WHAT IS ASKED:
(a) List every posting time shown in the forum thread on ranking text pages against user queries, with the date.
(b) Answer these from the forum thread on ranking text pages against user queries:
(i) Which PHP function does AbraCadaver suggest running on the search terms?
(ii) According to josh, what does Wikipedia use for its search?
(iii) What makes Wikipedia's search switch over to Google custom site search?
(c) Resume the forum thread on ranking text pages against user queries from the point where it stops.

--- start of PAGE EXTRACT ---

Page 1 of 1

Ranking different text pages, given some queries

Posted: Sun Jan 31, 2010 4:16 pm
by soorena776
Hello everyone!

I want your help in the following problem:

I have some text files in my site, each corresponds to an html page. I'm getting some query words from user in the main page, and I have to find the most relevant text file regarding the query words, and consequently its corresponding webpage.

I was wondering how can I do this in php? Is there any tools/engines for this purpose?
Again, I want to rank a limited number of text patterns based on a given query


Thank you all

--
Soorena

Re: Ranking different text pages, given some queries

Posted: Sun Jan 31, 2010 5:56 pm
by AbraCadaver
This is very vague, but in general loop through the text files, read them into a string and preg_match_all() on your search term(s) and rank based on the number of matches. That's all I can say without knowing anything about the names of the files and how they relate to the HTML files and what the text files look like.

Re: Ranking different text pages, given some queries

Posted: Sun Jan 31, 2010 9:59 pm
by josh
Just 2 tools that could help
http://www.google.com/search?q=mysql+fu ... =firefox-a
http://www.google.com/search?hl=en&clie ... g-s1g6&oq=

Or if you can get your documents indexed, google is the best option.

Wikipedia uses mysql full text. When load hits a certain level it automatically sets off a "breaker" that flips their search to use google custom site search until load goes back down.

Re: Ranking different text pages, given some queries

Posted: Sun Jan 31, 2010 10:10 pm
by soorena776
AbraCadaver wrote:This is very vague, but in general loop through the text files, read them into a string and preg_match_all() on your search term(s) and rank based on the number of matches. That's all I can say without knowing anything about the names of the files and how they relate to the HTML files and what the text files look like.
Thanks for the hint. This was very useful, but there are some additional requirements. See the other comments below if you like.

--- end of PAGE EXTRACT ---
--- start of RECORDS SHOWN ---

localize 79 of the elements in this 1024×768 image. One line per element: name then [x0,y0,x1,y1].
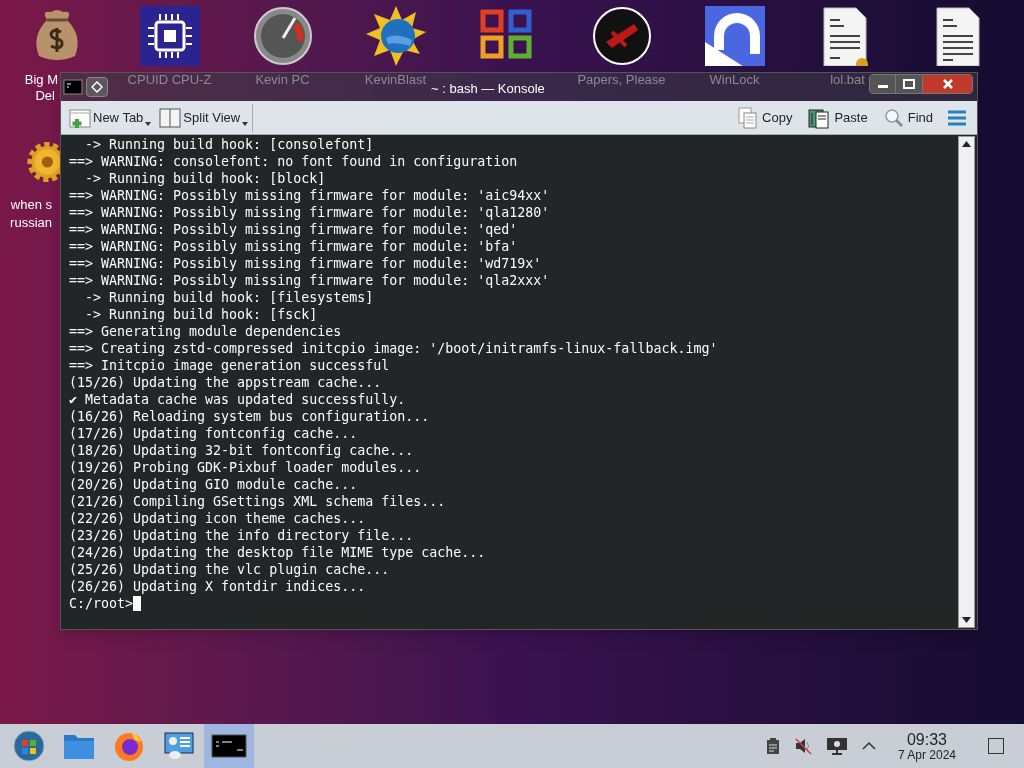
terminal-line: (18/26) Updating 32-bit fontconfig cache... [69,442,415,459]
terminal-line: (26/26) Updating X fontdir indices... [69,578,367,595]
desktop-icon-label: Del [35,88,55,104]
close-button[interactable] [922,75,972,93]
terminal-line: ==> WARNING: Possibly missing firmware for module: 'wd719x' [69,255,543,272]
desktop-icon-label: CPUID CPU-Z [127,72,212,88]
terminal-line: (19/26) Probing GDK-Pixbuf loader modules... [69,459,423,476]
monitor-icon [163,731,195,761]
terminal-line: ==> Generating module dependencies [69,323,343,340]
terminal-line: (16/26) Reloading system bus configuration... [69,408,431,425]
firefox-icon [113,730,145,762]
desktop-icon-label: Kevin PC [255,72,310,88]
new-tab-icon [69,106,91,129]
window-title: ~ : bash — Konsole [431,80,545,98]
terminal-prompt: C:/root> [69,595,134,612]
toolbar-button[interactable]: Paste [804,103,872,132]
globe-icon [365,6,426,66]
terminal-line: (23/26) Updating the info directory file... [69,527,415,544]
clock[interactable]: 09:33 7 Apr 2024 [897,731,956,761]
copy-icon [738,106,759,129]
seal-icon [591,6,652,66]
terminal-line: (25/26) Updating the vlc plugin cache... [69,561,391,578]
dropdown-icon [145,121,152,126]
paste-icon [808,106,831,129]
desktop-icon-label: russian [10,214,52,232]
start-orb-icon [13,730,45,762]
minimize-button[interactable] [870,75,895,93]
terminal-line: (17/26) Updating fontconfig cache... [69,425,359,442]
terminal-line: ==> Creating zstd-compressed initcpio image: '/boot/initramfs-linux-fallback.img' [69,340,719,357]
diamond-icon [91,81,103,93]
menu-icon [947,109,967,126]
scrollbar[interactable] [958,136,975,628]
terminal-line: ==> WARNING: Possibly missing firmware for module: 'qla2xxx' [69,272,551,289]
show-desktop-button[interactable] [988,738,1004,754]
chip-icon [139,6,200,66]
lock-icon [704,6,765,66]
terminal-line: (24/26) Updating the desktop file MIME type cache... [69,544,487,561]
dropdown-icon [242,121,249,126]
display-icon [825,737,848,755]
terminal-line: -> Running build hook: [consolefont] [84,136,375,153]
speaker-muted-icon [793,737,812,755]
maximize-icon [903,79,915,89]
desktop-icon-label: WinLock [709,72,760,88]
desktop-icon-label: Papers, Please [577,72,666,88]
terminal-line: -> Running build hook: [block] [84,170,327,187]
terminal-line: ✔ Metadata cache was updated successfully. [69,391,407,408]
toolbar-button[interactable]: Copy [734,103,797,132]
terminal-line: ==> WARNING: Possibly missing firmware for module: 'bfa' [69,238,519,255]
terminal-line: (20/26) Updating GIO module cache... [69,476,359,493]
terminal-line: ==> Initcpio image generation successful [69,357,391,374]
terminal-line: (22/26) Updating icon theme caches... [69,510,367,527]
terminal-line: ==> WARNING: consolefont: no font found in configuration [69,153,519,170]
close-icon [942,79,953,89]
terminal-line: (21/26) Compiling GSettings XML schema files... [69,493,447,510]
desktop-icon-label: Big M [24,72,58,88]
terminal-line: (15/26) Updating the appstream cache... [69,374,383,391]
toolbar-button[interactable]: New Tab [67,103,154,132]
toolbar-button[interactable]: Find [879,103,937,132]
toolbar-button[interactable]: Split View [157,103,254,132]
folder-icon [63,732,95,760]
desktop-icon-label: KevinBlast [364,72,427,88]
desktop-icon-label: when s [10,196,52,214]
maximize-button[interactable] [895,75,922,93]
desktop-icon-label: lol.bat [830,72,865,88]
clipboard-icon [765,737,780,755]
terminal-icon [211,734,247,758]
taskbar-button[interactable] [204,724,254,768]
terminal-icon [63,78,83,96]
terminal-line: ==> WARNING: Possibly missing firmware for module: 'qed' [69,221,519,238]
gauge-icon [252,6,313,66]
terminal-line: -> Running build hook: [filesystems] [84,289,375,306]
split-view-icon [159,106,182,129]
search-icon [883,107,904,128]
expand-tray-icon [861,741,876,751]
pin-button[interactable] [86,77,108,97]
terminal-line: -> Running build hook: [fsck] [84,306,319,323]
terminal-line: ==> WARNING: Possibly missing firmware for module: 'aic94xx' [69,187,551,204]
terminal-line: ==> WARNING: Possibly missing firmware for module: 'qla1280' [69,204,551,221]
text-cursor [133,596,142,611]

--- end of RECORDS SHOWN ---

ANSWERS TO THE EXERCISE:
(a)
Sun Jan 31, 2010 4:16 pm
Sun Jan 31, 2010 5:56 pm
Sun Jan 31, 2010 9:59 pm
Sun Jan 31, 2010 10:10 pm

(b)
(i) preg_match_all()
(ii) MySQL full text
(iii) Load reaching a certain level, which sets off a "breaker"

(c)
S

Re: Ranking different text pages, given some queries

Posted: Sun Jan 31, 2010 10:18 pm
by soorena776
josh wrote:Just 2 tools that could help
http://www.google.com/search?q=mysql+fu ... =firefox-a
http://www.google.com/search?hl=en&clie ... g-s1g6&oq=

Or if you can get your documents indexed, google is the best option.

Wikipedia uses mysql full text. When load hits a certain level it automatically sets off a "breaker" that flips their search to use google custom site search until load goes back down.

Thank you so much pal. The problem with google is that not all portions of my website are unique urls, but some kind of scroll containing different pictures/slides in the same page. What I want to do, is to extract the queries entered by user in Google's referral link, and return the most appropriate picture/slide/text based on these queries, on a dynamic page.

I was wondering if these search tools (say MySQL's) support basic semantic search(like adding or removing the plural s, or synonyms or the words distance) features, or do just exact matching.

I would appreciate any help in this regard. If my description is vague, let me know

S

Re: Ranking different text pages, given some queries

Posted: Tue Feb 02, 2010 10:17 pm
by josh
Mysql or Lucene are very google like. They are a lot more advanced then just stemming words (running and runner are seen as related keywords - thats called stemming)

Re: Ranking different text pages, given some queries

Posted: Tue Feb 02, 2010 10:22 pm
by soorena776
Thank you so much, you helped me a lot!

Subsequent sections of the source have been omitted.